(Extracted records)
=-=-=

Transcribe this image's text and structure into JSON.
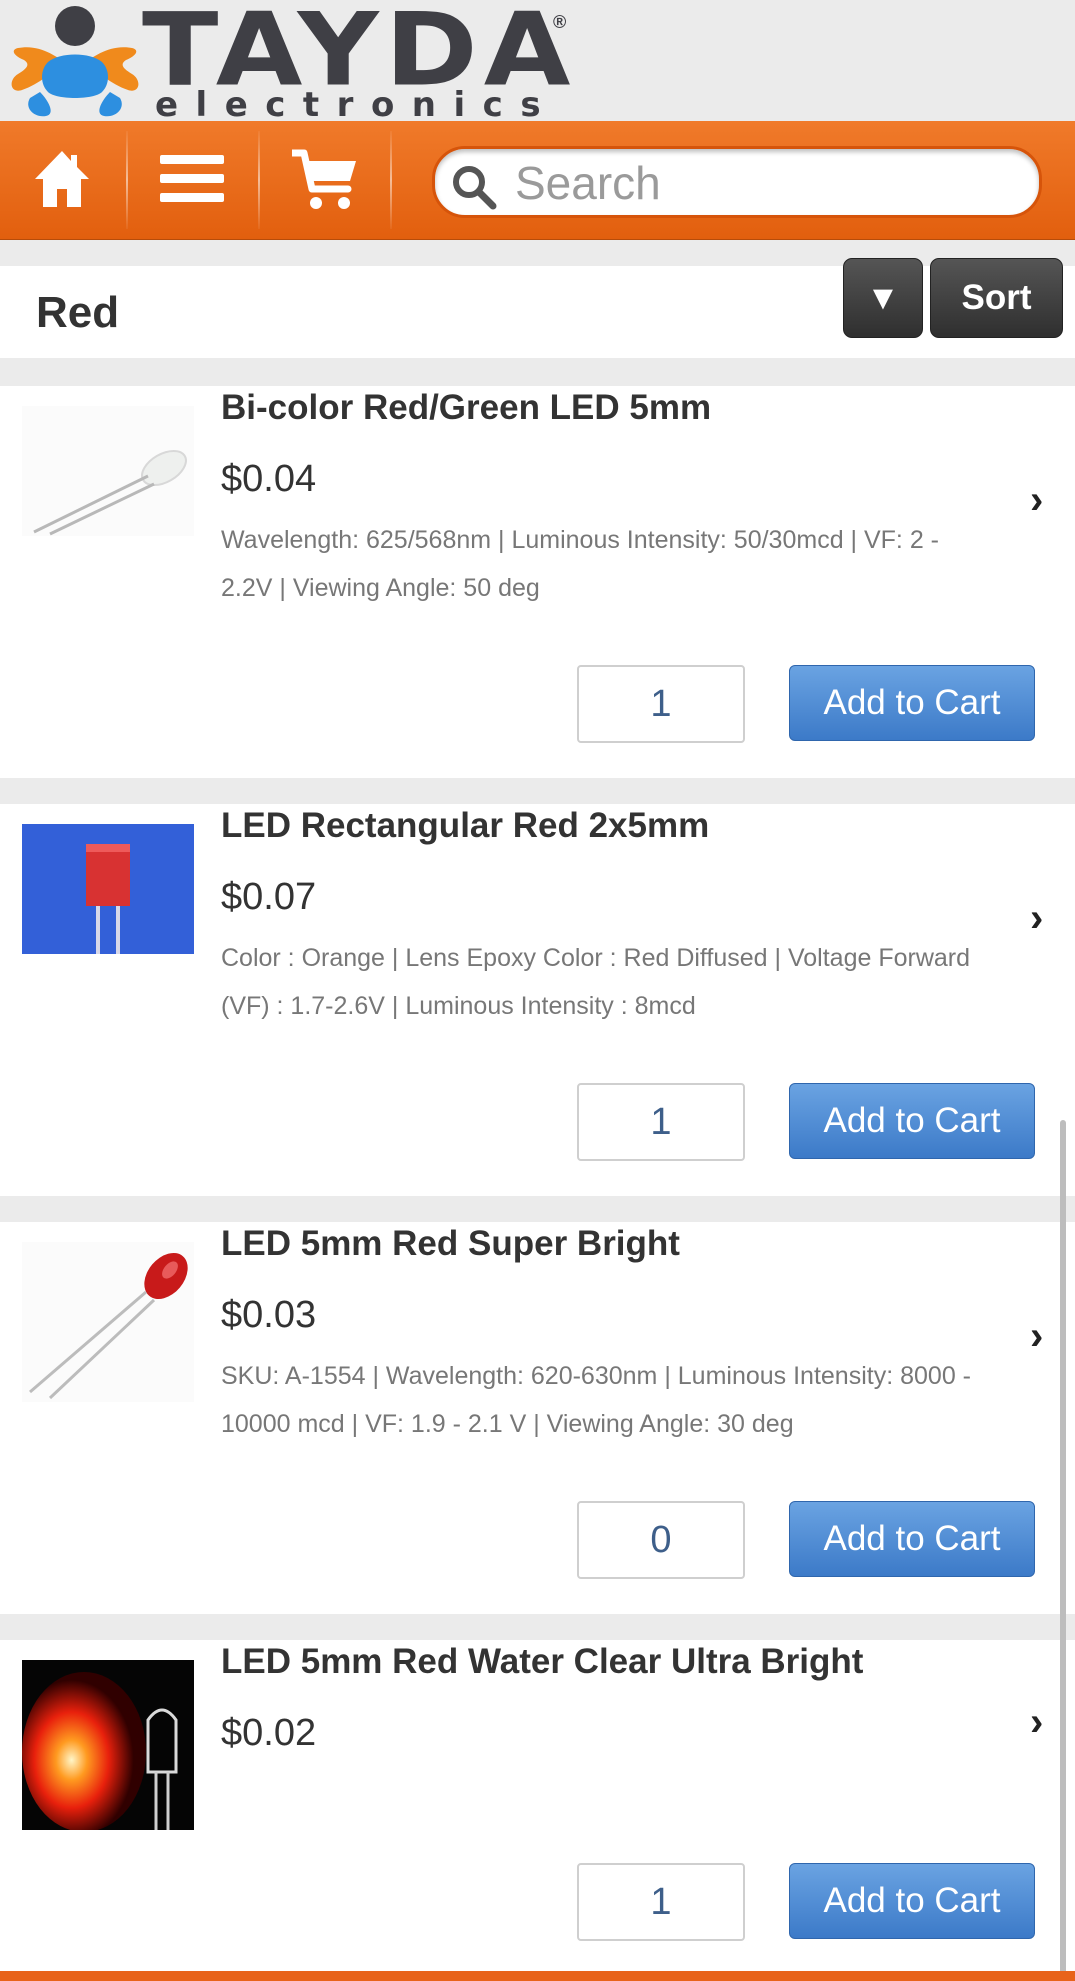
{
  "logo": {
    "word": "TAYDA",
    "sub": "electronics",
    "reg": "®"
  },
  "nav": {
    "home_icon": "home-icon",
    "menu_icon": "menu-icon",
    "cart_icon": "cart-icon",
    "search_placeholder": "Search"
  },
  "category": {
    "title": "Red",
    "dropdown_glyph": "▼",
    "sort_label": "Sort"
  },
  "products": [
    {
      "name": "Bi-color Red/Green LED 5mm",
      "price": "$0.04",
      "desc": "Wavelength: 625/568nm | Luminous Intensity: 50/30mcd | VF: 2 - 2.2V | Viewing Angle: 50 deg",
      "qty": "1",
      "add_label": "Add to Cart"
    },
    {
      "name": "LED Rectangular Red 2x5mm",
      "price": "$0.07",
      "desc": "Color : Orange | Lens Epoxy Color : Red Diffused | Voltage Forward (VF) : 1.7-2.6V | Luminous Intensity : 8mcd",
      "qty": "1",
      "add_label": "Add to Cart"
    },
    {
      "name": "LED 5mm Red Super Bright",
      "price": "$0.03",
      "desc": "SKU: A-1554 | Wavelength: 620-630nm | Luminous Intensity: 8000 - 10000 mcd | VF: 1.9 - 2.1 V | Viewing Angle: 30 deg",
      "qty": "0",
      "add_label": "Add to Cart"
    },
    {
      "name": "LED 5mm Red Water Clear Ultra Bright",
      "price": "$0.02",
      "desc": "",
      "qty": "1",
      "add_label": "Add to Cart"
    }
  ],
  "chevron": "›",
  "colors": {
    "brand_orange": "#e8631a",
    "button_blue": "#4a86d2",
    "dark_button": "#3a3a3a"
  }
}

=-=-=

[The task]:
Go through the records. Copy each line where "desc" appears.

[Solution for this problem]:
      "desc": "Wavelength: 625/568nm | Luminous Intensity: 50/30mcd | VF: 2 - 2.2V | Viewing Angle: 50 deg",
      "desc": "Color : Orange | Lens Epoxy Color : Red Diffused | Voltage Forward (VF) : 1.7-2.6V | Luminous Intensity : 8mcd",
      "desc": "SKU: A-1554 | Wavelength: 620-630nm | Luminous Intensity: 8000 - 10000 mcd | VF: 1.9 - 2.1 V | Viewing Angle: 30 deg",
      "desc": "",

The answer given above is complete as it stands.